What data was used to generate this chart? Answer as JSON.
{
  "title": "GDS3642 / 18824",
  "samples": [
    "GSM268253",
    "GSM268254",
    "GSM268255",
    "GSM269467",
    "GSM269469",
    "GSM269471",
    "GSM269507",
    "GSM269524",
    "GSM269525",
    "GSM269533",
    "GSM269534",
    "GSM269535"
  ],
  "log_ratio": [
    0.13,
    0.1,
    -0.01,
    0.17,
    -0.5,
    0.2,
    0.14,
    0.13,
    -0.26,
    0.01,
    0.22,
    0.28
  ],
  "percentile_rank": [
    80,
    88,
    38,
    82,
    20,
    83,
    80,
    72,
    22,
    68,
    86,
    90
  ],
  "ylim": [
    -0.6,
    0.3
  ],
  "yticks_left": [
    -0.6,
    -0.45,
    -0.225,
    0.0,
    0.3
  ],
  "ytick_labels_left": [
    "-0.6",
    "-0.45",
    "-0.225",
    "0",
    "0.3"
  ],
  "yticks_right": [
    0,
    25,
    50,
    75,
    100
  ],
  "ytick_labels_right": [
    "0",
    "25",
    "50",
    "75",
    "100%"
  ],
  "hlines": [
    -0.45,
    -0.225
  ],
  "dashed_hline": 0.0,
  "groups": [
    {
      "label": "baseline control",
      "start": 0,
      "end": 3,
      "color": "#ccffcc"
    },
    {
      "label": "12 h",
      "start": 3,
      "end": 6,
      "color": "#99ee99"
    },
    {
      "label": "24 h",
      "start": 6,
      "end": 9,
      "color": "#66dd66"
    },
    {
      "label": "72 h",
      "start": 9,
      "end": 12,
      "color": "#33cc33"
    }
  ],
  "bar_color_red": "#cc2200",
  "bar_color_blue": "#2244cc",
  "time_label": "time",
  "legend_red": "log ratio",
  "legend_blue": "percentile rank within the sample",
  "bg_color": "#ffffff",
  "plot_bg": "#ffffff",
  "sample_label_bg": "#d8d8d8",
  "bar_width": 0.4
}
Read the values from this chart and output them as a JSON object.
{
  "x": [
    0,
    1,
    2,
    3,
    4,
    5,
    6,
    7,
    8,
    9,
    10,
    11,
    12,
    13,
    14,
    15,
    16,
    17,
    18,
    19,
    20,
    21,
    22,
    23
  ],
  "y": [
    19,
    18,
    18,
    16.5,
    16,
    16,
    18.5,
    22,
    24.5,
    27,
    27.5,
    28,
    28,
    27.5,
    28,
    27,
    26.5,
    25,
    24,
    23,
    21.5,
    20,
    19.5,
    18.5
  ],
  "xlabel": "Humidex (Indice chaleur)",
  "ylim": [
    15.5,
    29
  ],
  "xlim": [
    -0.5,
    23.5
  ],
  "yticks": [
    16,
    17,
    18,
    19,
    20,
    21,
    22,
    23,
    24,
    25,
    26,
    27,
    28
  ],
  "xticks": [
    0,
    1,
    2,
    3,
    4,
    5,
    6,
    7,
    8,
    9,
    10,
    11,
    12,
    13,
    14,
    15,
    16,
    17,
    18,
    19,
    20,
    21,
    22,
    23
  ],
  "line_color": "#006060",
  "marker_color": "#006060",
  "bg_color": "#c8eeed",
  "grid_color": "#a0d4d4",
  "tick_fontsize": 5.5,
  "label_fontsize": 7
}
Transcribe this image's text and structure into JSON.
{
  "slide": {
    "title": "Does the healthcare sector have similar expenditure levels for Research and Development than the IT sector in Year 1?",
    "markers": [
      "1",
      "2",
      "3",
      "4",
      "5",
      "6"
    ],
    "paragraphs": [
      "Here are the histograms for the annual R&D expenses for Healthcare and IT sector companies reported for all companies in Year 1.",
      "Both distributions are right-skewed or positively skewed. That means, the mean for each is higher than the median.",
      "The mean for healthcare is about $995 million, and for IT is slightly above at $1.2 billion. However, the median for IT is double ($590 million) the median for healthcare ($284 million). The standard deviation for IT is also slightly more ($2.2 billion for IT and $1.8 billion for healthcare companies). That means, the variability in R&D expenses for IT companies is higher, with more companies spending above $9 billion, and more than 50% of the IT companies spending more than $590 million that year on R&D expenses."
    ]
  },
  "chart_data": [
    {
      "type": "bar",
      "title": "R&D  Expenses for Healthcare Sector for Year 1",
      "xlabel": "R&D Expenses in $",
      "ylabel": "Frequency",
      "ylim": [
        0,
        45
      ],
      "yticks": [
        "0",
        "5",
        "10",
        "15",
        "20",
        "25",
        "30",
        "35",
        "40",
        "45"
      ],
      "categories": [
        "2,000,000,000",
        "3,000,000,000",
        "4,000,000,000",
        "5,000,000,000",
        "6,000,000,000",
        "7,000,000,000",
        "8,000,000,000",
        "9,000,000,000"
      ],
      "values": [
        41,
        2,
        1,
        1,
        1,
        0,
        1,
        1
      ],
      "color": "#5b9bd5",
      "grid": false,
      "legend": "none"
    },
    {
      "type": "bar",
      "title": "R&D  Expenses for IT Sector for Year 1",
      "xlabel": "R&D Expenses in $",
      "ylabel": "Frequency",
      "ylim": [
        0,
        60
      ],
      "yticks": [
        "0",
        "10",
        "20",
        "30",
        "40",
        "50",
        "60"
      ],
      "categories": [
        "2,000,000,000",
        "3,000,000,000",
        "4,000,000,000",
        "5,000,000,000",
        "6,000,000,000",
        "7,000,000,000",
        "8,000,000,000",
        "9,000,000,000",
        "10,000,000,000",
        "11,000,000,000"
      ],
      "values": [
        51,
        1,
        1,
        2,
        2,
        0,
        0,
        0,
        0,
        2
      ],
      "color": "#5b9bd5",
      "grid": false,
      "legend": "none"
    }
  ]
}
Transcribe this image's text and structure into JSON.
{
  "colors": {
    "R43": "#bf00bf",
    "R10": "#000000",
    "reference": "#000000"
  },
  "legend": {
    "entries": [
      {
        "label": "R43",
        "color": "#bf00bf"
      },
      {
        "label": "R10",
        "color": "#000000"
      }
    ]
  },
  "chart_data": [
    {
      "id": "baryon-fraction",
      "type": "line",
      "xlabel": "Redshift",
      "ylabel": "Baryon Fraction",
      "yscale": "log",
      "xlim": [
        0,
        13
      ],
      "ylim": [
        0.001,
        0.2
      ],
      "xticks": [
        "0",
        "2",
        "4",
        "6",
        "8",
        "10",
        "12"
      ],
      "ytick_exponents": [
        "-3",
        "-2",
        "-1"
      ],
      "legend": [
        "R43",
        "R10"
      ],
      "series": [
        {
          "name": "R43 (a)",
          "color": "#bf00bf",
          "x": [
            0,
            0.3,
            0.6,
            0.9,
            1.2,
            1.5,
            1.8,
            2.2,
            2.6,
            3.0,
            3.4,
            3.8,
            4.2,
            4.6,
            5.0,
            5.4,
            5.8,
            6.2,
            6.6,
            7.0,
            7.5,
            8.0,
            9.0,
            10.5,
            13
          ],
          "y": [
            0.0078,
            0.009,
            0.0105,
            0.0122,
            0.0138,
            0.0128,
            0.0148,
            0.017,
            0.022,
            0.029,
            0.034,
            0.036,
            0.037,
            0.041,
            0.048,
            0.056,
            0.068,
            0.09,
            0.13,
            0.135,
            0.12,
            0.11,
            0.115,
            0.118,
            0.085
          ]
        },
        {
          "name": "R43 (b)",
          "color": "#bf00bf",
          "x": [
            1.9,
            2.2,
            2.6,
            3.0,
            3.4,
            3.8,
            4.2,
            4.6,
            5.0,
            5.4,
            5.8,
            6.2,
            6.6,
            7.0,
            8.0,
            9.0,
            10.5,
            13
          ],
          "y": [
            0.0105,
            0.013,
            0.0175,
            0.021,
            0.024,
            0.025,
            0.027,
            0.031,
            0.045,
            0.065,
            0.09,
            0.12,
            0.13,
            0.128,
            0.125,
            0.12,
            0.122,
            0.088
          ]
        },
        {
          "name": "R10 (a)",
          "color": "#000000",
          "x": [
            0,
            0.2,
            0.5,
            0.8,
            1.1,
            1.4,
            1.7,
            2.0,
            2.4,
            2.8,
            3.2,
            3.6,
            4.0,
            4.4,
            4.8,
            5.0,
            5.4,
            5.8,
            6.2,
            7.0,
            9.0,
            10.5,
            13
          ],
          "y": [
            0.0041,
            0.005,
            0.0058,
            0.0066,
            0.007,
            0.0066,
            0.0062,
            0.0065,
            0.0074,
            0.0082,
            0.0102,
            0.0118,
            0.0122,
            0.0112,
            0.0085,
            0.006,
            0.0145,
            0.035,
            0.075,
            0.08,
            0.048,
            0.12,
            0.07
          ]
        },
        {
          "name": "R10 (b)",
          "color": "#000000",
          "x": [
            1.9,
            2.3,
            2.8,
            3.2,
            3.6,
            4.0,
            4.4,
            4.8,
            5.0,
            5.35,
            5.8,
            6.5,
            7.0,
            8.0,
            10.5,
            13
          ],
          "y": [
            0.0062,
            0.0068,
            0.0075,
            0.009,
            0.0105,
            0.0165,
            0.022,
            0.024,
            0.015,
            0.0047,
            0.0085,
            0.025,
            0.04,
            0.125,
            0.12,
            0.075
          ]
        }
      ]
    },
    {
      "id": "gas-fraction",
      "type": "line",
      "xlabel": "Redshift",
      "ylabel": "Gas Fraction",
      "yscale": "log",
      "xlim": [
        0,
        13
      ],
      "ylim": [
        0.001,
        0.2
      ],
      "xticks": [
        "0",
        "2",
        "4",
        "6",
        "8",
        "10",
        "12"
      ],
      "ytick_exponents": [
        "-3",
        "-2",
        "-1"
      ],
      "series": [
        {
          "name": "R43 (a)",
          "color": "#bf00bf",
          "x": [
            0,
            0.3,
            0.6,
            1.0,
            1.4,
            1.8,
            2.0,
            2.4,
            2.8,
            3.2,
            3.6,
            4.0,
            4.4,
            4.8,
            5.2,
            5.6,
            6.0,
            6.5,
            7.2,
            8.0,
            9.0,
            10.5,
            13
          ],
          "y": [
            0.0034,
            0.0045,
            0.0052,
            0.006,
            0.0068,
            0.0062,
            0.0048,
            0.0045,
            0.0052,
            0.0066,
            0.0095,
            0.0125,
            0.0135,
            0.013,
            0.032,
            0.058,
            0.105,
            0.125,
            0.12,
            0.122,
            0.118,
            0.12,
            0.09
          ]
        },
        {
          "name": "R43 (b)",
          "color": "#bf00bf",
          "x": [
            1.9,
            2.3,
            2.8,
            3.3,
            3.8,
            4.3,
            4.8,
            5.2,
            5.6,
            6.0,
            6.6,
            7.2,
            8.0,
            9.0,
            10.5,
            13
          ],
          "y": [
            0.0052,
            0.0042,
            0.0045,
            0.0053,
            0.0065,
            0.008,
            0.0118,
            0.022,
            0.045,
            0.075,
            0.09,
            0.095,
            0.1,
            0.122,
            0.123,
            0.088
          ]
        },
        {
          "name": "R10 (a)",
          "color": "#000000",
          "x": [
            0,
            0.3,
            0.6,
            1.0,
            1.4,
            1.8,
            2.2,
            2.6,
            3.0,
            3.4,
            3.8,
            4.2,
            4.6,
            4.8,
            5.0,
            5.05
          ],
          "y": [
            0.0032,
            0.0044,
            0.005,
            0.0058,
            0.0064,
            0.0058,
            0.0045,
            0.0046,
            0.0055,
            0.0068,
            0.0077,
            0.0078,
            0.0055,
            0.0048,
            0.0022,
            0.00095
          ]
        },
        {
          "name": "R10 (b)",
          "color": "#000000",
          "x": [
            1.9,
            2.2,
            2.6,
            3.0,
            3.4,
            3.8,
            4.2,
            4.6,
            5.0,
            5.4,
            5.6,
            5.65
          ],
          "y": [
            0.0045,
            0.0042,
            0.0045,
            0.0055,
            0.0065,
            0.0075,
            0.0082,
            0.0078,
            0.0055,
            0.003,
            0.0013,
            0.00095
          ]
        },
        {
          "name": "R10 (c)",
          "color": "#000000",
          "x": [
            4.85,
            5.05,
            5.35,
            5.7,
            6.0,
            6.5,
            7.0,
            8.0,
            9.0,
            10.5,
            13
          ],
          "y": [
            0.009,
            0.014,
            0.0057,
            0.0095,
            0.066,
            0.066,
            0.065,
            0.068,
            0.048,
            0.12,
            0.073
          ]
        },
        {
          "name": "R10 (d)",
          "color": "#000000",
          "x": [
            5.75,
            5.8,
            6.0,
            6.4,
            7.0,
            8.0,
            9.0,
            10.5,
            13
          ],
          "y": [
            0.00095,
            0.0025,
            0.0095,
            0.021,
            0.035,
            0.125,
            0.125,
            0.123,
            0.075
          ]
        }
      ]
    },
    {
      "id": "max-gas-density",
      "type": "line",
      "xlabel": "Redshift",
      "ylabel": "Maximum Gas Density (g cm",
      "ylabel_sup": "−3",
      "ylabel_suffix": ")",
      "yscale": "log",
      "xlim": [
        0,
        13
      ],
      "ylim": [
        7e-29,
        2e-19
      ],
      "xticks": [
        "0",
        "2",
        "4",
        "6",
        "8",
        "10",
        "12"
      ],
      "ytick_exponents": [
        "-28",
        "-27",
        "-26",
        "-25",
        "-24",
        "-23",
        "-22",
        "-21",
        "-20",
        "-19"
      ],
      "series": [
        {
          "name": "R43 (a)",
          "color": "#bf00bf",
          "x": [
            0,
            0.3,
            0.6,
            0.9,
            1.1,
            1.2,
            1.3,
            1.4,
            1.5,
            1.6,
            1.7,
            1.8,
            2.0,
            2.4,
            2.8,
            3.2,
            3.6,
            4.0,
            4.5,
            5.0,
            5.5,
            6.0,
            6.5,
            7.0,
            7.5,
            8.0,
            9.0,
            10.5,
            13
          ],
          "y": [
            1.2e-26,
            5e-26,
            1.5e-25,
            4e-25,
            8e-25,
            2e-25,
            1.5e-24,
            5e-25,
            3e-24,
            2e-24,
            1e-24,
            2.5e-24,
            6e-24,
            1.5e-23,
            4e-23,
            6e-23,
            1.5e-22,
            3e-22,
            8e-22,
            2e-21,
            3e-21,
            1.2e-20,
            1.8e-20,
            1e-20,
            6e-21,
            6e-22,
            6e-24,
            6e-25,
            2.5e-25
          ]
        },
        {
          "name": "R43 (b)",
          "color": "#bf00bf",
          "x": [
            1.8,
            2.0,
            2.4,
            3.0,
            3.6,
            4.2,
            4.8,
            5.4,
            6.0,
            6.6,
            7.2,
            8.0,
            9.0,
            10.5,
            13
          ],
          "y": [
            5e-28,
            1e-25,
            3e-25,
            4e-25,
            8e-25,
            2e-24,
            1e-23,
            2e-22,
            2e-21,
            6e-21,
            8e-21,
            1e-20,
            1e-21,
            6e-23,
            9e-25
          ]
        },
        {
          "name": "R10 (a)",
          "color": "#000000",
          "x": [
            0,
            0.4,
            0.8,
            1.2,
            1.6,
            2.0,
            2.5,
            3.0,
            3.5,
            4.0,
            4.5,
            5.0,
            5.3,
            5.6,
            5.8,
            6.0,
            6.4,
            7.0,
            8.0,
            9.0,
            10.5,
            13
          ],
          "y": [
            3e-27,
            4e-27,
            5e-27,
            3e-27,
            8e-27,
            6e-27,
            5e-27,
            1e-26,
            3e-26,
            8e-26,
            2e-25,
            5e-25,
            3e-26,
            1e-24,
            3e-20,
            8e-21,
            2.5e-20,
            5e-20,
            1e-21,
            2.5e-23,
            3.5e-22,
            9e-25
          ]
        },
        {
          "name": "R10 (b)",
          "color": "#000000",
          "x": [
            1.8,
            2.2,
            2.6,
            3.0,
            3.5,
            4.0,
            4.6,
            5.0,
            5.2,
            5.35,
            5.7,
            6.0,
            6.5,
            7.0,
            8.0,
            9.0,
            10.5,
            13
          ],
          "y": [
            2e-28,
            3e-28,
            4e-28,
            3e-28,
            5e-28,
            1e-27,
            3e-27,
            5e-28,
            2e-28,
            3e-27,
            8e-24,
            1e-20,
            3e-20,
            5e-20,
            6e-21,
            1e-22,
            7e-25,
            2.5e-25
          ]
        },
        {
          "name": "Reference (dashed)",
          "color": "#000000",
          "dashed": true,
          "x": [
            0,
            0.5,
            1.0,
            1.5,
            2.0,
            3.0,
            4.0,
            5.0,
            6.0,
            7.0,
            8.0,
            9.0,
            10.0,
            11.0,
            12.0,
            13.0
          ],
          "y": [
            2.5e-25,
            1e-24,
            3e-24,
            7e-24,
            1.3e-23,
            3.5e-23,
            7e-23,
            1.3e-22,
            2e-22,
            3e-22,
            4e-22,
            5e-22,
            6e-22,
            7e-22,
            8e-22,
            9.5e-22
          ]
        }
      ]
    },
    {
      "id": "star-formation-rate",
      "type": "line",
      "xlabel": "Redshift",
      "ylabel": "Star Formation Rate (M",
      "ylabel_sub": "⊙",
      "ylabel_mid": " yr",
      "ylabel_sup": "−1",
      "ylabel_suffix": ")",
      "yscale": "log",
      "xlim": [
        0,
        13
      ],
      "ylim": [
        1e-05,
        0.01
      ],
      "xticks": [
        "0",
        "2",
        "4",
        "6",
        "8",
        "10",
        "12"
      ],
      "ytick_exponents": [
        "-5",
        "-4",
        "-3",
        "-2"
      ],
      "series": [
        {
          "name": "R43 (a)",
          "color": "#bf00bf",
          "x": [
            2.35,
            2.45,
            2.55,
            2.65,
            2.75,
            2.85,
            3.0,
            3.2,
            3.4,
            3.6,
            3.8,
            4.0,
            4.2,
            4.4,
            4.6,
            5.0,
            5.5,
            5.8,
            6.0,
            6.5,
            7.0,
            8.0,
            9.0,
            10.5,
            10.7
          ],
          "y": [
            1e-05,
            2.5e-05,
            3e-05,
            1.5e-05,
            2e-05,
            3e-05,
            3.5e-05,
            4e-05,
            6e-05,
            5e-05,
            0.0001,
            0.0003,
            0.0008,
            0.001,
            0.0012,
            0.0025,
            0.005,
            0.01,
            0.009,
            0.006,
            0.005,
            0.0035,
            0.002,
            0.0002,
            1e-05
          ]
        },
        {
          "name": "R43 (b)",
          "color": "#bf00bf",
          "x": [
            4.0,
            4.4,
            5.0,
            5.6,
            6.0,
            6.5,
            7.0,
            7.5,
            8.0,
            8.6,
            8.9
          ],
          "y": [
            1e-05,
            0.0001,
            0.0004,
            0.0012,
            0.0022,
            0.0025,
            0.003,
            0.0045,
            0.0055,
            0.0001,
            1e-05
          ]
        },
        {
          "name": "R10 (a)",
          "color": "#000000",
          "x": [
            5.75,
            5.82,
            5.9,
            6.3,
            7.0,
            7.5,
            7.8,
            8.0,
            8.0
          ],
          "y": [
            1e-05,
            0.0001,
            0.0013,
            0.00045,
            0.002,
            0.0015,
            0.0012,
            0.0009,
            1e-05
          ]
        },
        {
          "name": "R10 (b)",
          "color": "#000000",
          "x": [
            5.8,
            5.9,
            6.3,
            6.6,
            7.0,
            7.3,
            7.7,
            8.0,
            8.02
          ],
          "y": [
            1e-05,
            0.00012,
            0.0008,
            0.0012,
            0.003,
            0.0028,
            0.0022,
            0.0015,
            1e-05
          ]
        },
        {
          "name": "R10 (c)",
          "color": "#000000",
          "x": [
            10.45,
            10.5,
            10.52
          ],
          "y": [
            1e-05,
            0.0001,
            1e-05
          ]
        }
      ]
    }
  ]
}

━━━

** PROBLEM DETAILS **
Each line holding "this" must be found and copied.

** COMPLETED TASK **
What data was used to generate this chart? Answer as JSON.
Read the values from this chart and output them as a JSON object.
Transcribe this image's text and structure into JSON.
Transcribe this image's text and structure into JSON.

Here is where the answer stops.